◆ Problem to solve
Quote the listing in full, exactly as given, minus any pictures.

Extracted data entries
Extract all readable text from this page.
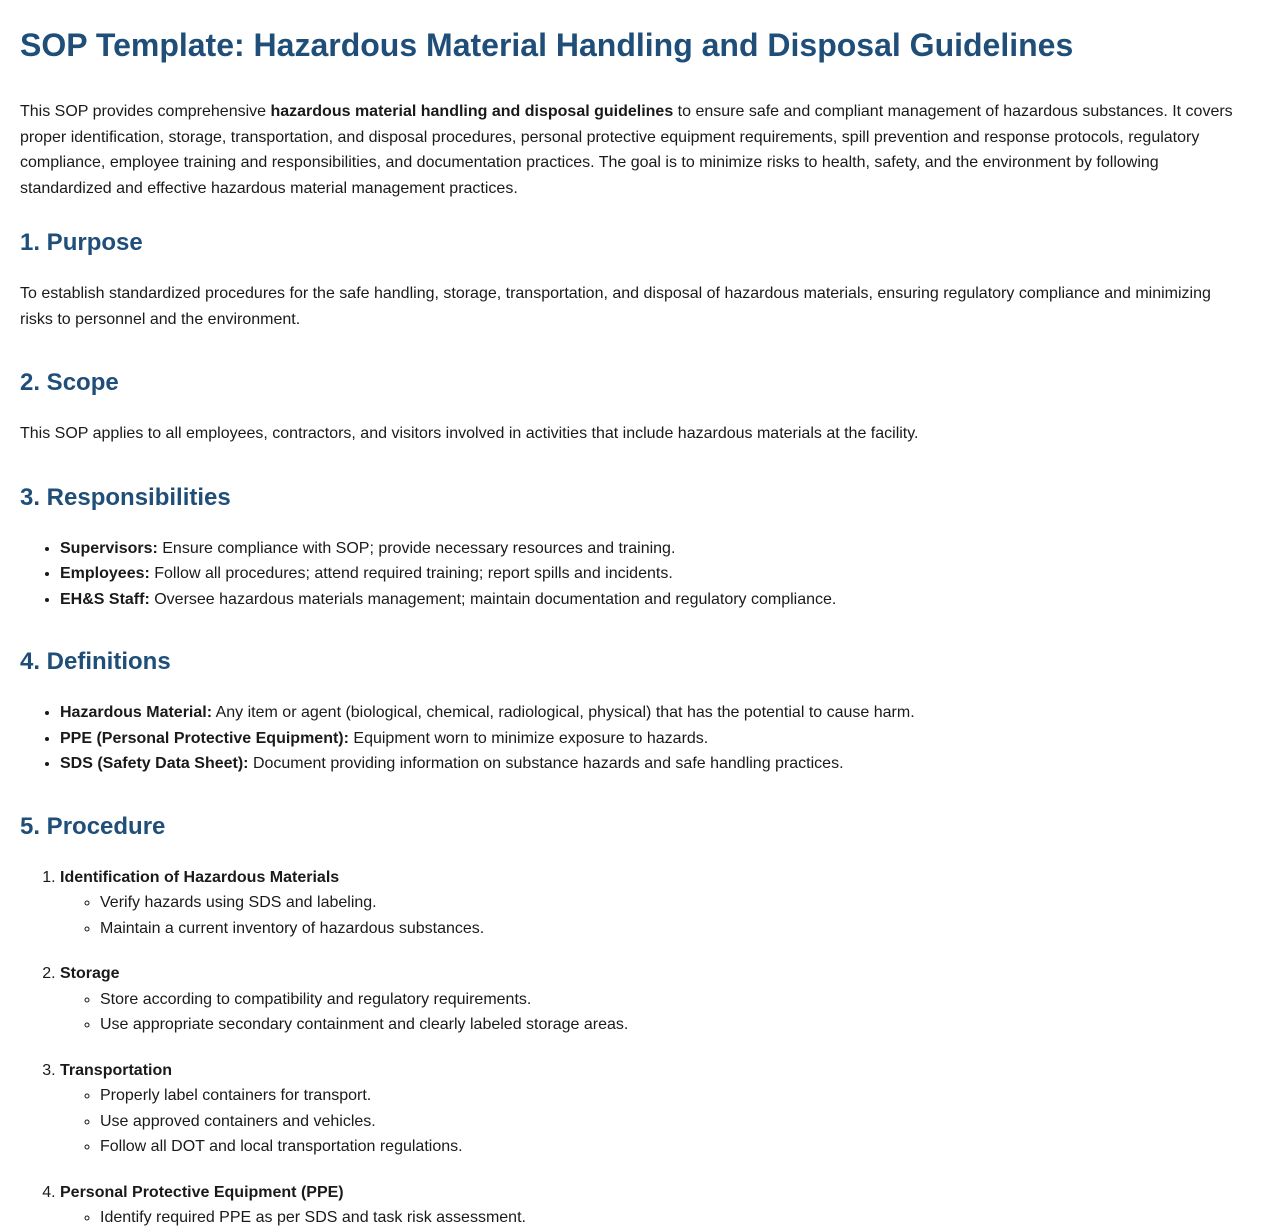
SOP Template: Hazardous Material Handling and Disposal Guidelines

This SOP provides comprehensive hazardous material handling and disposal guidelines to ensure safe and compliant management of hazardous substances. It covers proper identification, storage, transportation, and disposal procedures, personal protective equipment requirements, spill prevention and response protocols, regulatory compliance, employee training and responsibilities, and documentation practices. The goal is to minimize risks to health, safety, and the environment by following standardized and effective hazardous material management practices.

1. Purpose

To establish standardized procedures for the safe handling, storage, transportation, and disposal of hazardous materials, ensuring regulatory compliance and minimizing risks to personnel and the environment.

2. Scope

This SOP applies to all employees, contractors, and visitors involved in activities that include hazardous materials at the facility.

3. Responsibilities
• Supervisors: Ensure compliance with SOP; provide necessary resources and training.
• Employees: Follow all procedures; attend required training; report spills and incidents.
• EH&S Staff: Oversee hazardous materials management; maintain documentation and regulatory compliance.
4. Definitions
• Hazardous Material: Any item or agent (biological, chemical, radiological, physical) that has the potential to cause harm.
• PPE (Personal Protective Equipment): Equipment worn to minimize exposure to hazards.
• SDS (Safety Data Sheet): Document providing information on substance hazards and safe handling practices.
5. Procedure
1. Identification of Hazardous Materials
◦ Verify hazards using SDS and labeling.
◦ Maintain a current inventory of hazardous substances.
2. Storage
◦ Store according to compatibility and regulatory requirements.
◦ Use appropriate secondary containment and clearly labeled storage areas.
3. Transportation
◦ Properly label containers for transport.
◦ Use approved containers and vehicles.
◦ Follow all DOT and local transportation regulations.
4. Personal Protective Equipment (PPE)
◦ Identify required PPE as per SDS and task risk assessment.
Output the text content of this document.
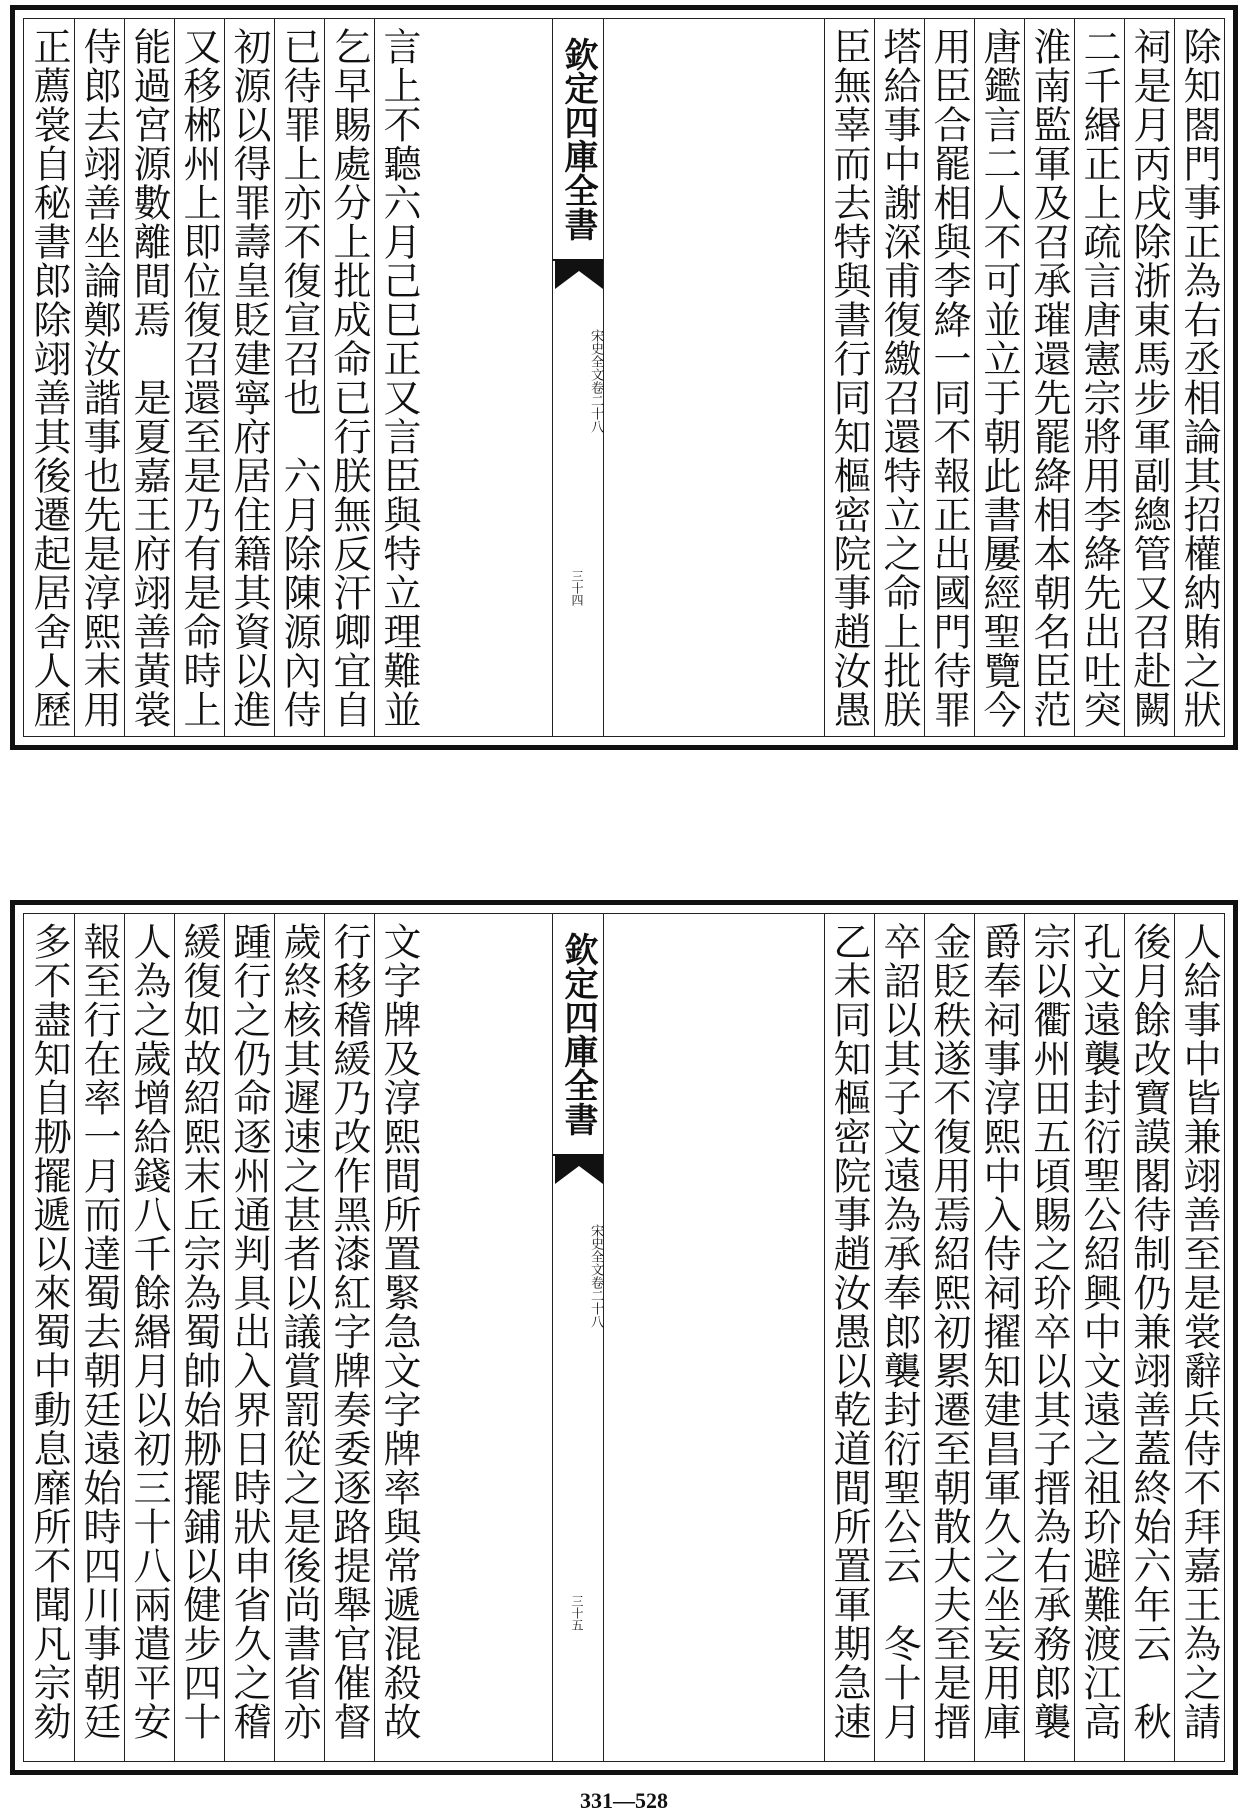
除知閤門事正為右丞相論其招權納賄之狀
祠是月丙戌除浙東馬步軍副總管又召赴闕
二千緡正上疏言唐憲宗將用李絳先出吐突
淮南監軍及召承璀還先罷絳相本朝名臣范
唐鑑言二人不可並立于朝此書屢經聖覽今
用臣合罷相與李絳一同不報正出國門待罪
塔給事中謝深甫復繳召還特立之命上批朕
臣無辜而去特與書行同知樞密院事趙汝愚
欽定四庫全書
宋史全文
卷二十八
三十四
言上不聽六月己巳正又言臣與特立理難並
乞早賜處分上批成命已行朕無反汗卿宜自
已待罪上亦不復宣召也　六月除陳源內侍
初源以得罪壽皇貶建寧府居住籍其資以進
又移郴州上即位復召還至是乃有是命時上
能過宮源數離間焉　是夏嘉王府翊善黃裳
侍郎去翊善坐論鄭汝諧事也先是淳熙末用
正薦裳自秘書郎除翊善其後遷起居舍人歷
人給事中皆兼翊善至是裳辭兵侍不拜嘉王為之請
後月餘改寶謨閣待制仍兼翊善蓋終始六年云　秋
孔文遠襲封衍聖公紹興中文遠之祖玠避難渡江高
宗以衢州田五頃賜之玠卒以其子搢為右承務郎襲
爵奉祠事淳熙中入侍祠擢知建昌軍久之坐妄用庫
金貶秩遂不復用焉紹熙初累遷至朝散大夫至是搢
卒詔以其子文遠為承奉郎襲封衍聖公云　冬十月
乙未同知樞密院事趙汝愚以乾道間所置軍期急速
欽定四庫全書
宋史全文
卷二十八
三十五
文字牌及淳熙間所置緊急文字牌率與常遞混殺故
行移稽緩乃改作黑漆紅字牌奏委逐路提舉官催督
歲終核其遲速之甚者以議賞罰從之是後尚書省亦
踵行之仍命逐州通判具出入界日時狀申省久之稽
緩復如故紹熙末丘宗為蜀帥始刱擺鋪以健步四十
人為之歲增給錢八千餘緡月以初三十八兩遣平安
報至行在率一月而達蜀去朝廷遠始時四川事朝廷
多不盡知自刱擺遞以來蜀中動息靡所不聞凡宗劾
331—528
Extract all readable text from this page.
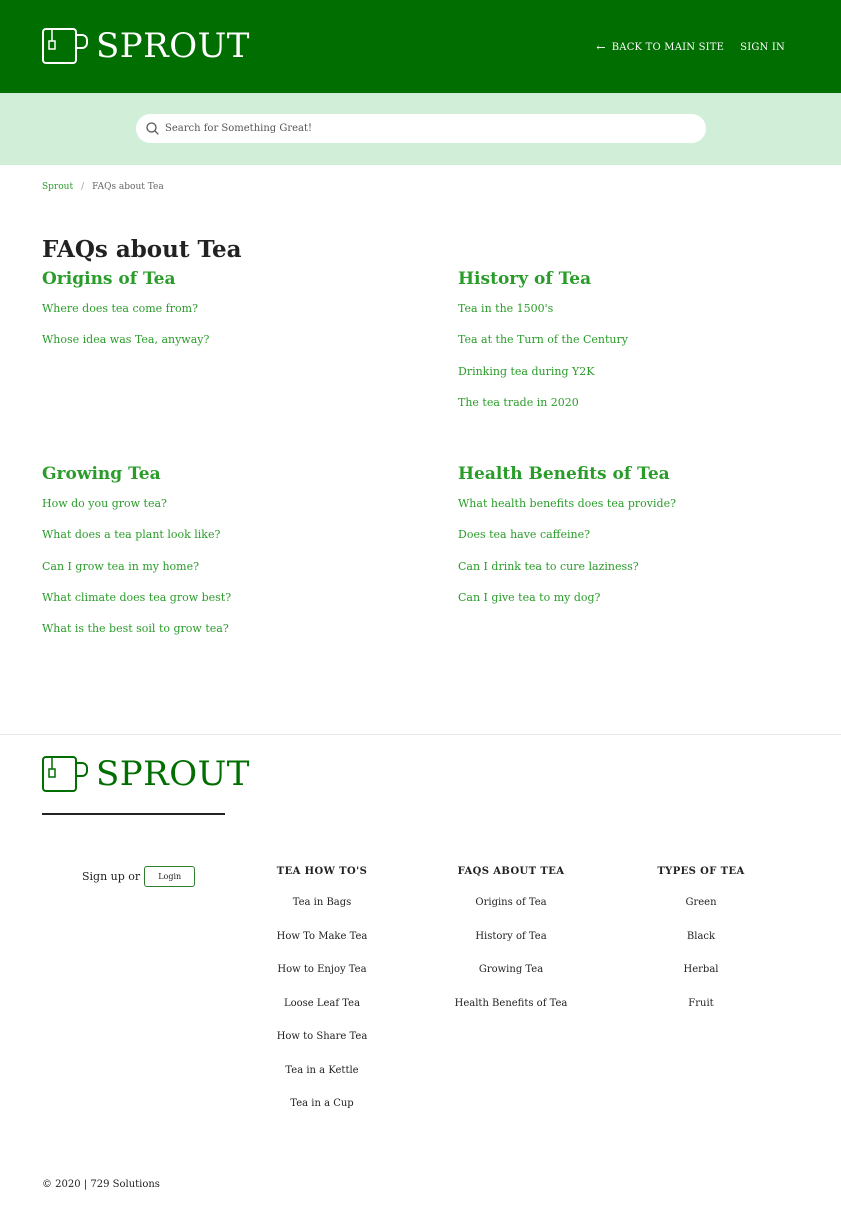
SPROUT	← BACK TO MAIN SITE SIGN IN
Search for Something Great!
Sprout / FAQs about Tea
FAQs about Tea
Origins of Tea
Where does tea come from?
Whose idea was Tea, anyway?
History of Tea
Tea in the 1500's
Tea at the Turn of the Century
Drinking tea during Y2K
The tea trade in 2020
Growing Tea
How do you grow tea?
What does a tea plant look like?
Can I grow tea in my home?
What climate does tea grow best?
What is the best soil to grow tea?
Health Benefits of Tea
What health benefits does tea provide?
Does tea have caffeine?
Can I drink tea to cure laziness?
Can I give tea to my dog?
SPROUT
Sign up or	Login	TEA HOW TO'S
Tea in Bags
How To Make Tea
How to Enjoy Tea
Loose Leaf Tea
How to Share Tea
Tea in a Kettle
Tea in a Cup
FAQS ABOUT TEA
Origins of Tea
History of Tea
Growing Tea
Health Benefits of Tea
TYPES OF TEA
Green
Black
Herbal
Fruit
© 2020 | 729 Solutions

◆ Expected answer
Extract all readable text from this page.
SOP Template: Hazardous Material Handling and Disposal Guidelines

This SOP provides comprehensive hazardous material handling and disposal guidelines to ensure safe and compliant management of hazardous substances. It covers proper identification, storage, transportation, and disposal procedures, personal protective equipment requirements, spill prevention and response protocols, regulatory compliance, employee training and responsibilities, and documentation practices. The goal is to minimize risks to health, safety, and the environment by following standardized and effective hazardous material management practices.

1. Purpose

To establish standardized procedures for the safe handling, storage, transportation, and disposal of hazardous materials, ensuring regulatory compliance and minimizing risks to personnel and the environment.

2. Scope

This SOP applies to all employees, contractors, and visitors involved in activities that include hazardous materials at the facility.

3. Responsibilities
• Supervisors: Ensure compliance with SOP; provide necessary resources and training.
• Employees: Follow all procedures; attend required training; report spills and incidents.
• EH&S Staff: Oversee hazardous materials management; maintain documentation and regulatory compliance.
4. Definitions
• Hazardous Material: Any item or agent (biological, chemical, radiological, physical) that has the potential to cause harm.
• PPE (Personal Protective Equipment): Equipment worn to minimize exposure to hazards.
• SDS (Safety Data Sheet): Document providing information on substance hazards and safe handling practices.
5. Procedure
1. Identification of Hazardous Materials
◦ Verify hazards using SDS and labeling.
◦ Maintain a current inventory of hazardous substances.
2. Storage
◦ Store according to compatibility and regulatory requirements.
◦ Use appropriate secondary containment and clearly labeled storage areas.
3. Transportation
◦ Properly label containers for transport.
◦ Use approved containers and vehicles.
◦ Follow all DOT and local transportation regulations.
4. Personal Protective Equipment (PPE)
◦ Identify required PPE as per SDS and task risk assessment.
Output the text content of this document.
除知閤門事正為右丞相論其招權納賄之狀
祠是月丙戌除浙東馬步軍副總管又召赴闕
二千緡正上疏言唐憲宗將用李絳先出吐突
淮南監軍及召承璀還先罷絳相本朝名臣范
唐鑑言二人不可並立于朝此書屢經聖覽今
用臣合罷相與李絳一同不報正出國門待罪
塔給事中謝深甫復繳召還特立之命上批朕
臣無辜而去特與書行同知樞密院事趙汝愚
欽定四庫全書
宋史全文
卷二十八
三十四
言上不聽六月己巳正又言臣與特立理難並
乞早賜處分上批成命已行朕無反汗卿宜自
已待罪上亦不復宣召也　六月除陳源內侍
初源以得罪壽皇貶建寧府居住籍其資以進
又移郴州上即位復召還至是乃有是命時上
能過宮源數離間焉　是夏嘉王府翊善黃裳
侍郎去翊善坐論鄭汝諧事也先是淳熙末用
正薦裳自秘書郎除翊善其後遷起居舍人歷
人給事中皆兼翊善至是裳辭兵侍不拜嘉王為之請
後月餘改寶謨閣待制仍兼翊善蓋終始六年云　秋
孔文遠襲封衍聖公紹興中文遠之祖玠避難渡江高
宗以衢州田五頃賜之玠卒以其子搢為右承務郎襲
爵奉祠事淳熙中入侍祠擢知建昌軍久之坐妄用庫
金貶秩遂不復用焉紹熙初累遷至朝散大夫至是搢
卒詔以其子文遠為承奉郎襲封衍聖公云　冬十月
乙未同知樞密院事趙汝愚以乾道間所置軍期急速
欽定四庫全書
宋史全文
卷二十八
三十五
文字牌及淳熙間所置緊急文字牌率與常遞混殺故
行移稽緩乃改作黑漆紅字牌奏委逐路提舉官催督
歲終核其遲速之甚者以議賞罰從之是後尚書省亦
踵行之仍命逐州通判具出入界日時狀申省久之稽
緩復如故紹熙末丘宗為蜀帥始刱擺鋪以健步四十
人為之歲增給錢八千餘緡月以初三十八兩遣平安
報至行在率一月而達蜀去朝廷遠始時四川事朝廷
多不盡知自刱擺遞以來蜀中動息靡所不聞凡宗劾
331—528
Extract all readable text from this page.
SPROUT	← BACK TO MAIN SITE SIGN IN
Search for Something Great!
Sprout / FAQs about Tea
FAQs about Tea
Origins of Tea
Where does tea come from?
Whose idea was Tea, anyway?
History of Tea
Tea in the 1500's
Tea at the Turn of the Century
Drinking tea during Y2K
The tea trade in 2020
Growing Tea
How do you grow tea?
What does a tea plant look like?
Can I grow tea in my home?
What climate does tea grow best?
What is the best soil to grow tea?
Health Benefits of Tea
What health benefits does tea provide?
Does tea have caffeine?
Can I drink tea to cure laziness?
Can I give tea to my dog?
SPROUT
Sign up or	Login	TEA HOW TO'S
Tea in Bags
How To Make Tea
How to Enjoy Tea
Loose Leaf Tea
How to Share Tea
Tea in a Kettle
Tea in a Cup
FAQS ABOUT TEA
Origins of Tea
History of Tea
Growing Tea
Health Benefits of Tea
TYPES OF TEA
Green
Black
Herbal
Fruit
© 2020 | 729 Solutions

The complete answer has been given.